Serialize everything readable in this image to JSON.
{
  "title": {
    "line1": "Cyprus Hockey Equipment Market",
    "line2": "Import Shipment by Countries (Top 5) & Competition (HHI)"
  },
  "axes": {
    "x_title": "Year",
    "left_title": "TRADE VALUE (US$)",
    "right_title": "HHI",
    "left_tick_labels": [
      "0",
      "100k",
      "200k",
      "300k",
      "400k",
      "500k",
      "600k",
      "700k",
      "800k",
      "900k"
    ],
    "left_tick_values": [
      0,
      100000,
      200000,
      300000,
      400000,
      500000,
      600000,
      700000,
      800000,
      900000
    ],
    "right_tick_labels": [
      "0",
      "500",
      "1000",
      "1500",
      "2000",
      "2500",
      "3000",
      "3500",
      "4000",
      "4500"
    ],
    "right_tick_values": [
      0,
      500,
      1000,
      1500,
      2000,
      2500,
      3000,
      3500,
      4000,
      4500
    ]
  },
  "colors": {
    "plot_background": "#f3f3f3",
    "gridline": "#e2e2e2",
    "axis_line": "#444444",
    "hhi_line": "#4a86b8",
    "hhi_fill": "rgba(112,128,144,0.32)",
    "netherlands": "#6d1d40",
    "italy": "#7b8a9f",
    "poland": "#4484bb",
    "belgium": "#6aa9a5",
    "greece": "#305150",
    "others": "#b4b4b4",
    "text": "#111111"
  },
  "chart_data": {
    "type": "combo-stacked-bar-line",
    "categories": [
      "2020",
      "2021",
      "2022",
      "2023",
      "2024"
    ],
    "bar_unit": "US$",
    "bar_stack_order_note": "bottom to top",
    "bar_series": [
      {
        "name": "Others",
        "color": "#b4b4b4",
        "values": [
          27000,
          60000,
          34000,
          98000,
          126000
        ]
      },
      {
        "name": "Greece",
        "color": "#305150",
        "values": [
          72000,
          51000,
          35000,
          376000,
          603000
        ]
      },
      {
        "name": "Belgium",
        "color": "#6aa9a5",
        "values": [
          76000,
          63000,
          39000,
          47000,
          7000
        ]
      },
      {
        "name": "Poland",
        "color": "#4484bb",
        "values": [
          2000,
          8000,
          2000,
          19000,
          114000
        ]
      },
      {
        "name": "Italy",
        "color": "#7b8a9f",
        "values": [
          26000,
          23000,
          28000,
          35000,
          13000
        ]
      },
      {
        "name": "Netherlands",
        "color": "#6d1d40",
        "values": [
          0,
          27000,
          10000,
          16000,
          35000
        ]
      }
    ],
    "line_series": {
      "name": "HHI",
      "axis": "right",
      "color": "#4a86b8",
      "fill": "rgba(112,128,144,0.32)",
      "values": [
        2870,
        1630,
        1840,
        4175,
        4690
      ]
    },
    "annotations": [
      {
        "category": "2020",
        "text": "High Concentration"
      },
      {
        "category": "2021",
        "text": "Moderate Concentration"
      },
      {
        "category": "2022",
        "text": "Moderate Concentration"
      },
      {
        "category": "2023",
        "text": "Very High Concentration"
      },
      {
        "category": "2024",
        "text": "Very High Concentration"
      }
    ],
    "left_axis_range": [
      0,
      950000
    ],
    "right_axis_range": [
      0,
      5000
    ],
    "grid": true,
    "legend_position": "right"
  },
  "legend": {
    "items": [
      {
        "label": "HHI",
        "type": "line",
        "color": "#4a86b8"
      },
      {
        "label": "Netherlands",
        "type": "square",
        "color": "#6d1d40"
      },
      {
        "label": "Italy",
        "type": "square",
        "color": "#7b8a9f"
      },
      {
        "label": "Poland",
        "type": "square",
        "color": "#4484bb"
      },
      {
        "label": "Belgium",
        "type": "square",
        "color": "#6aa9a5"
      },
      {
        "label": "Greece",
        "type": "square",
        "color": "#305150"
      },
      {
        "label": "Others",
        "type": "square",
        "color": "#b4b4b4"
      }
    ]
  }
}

══════════

- **Directions**: Your task is to print the whole listing again exactly.

- **Exercise solution**:
Serialize everything readable in this image to JSON.
{
  "title": {
    "line1": "Cyprus Hockey Equipment Market",
    "line2": "Import Shipment by Countries (Top 5) & Competition (HHI)"
  },
  "axes": {
    "x_title": "Year",
    "left_title": "TRADE VALUE (US$)",
    "right_title": "HHI",
    "left_tick_labels": [
      "0",
      "100k",
      "200k",
      "300k",
      "400k",
      "500k",
      "600k",
      "700k",
      "800k",
      "900k"
    ],
    "left_tick_values": [
      0,
      100000,
      200000,
      300000,
      400000,
      500000,
      600000,
      700000,
      800000,
      900000
    ],
    "right_tick_labels": [
      "0",
      "500",
      "1000",
      "1500",
      "2000",
      "2500",
      "3000",
      "3500",
      "4000",
      "4500"
    ],
    "right_tick_values": [
      0,
      500,
      1000,
      1500,
      2000,
      2500,
      3000,
      3500,
      4000,
      4500
    ]
  },
  "colors": {
    "plot_background": "#f3f3f3",
    "gridline": "#e2e2e2",
    "axis_line": "#444444",
    "hhi_line": "#4a86b8",
    "hhi_fill": "rgba(112,128,144,0.32)",
    "netherlands": "#6d1d40",
    "italy": "#7b8a9f",
    "poland": "#4484bb",
    "belgium": "#6aa9a5",
    "greece": "#305150",
    "others": "#b4b4b4",
    "text": "#111111"
  },
  "chart_data": {
    "type": "combo-stacked-bar-line",
    "categories": [
      "2020",
      "2021",
      "2022",
      "2023",
      "2024"
    ],
    "bar_unit": "US$",
    "bar_stack_order_note": "bottom to top",
    "bar_series": [
      {
        "name": "Others",
        "color": "#b4b4b4",
        "values": [
          27000,
          60000,
          34000,
          98000,
          126000
        ]
      },
      {
        "name": "Greece",
        "color": "#305150",
        "values": [
          72000,
          51000,
          35000,
          376000,
          603000
        ]
      },
      {
        "name": "Belgium",
        "color": "#6aa9a5",
        "values": [
          76000,
          63000,
          39000,
          47000,
          7000
        ]
      },
      {
        "name": "Poland",
        "color": "#4484bb",
        "values": [
          2000,
          8000,
          2000,
          19000,
          114000
        ]
      },
      {
        "name": "Italy",
        "color": "#7b8a9f",
        "values": [
          26000,
          23000,
          28000,
          35000,
          13000
        ]
      },
      {
        "name": "Netherlands",
        "color": "#6d1d40",
        "values": [
          0,
          27000,
          10000,
          16000,
          35000
        ]
      }
    ],
    "line_series": {
      "name": "HHI",
      "axis": "right",
      "color": "#4a86b8",
      "fill": "rgba(112,128,144,0.32)",
      "values": [
        2870,
        1630,
        1840,
        4175,
        4690
      ]
    },
    "annotations": [
      {
        "category": "2020",
        "text": "High Concentration"
      },
      {
        "category": "2021",
        "text": "Moderate Concentration"
      },
      {
        "category": "2022",
        "text": "Moderate Concentration"
      },
      {
        "category": "2023",
        "text": "Very High Concentration"
      },
      {
        "category": "2024",
        "text": "Very High Concentration"
      }
    ],
    "left_axis_range": [
      0,
      950000
    ],
    "right_axis_range": [
      0,
      5000
    ],
    "grid": true,
    "legend_position": "right"
  },
  "legend": {
    "items": [
      {
        "label": "HHI",
        "type": "line",
        "color": "#4a86b8"
      },
      {
        "label": "Netherlands",
        "type": "square",
        "color": "#6d1d40"
      },
      {
        "label": "Italy",
        "type": "square",
        "color": "#7b8a9f"
      },
      {
        "label": "Poland",
        "type": "square",
        "color": "#4484bb"
      },
      {
        "label": "Belgium",
        "type": "square",
        "color": "#6aa9a5"
      },
      {
        "label": "Greece",
        "type": "square",
        "color": "#305150"
      },
      {
        "label": "Others",
        "type": "square",
        "color": "#b4b4b4"
      }
    ]
  }
}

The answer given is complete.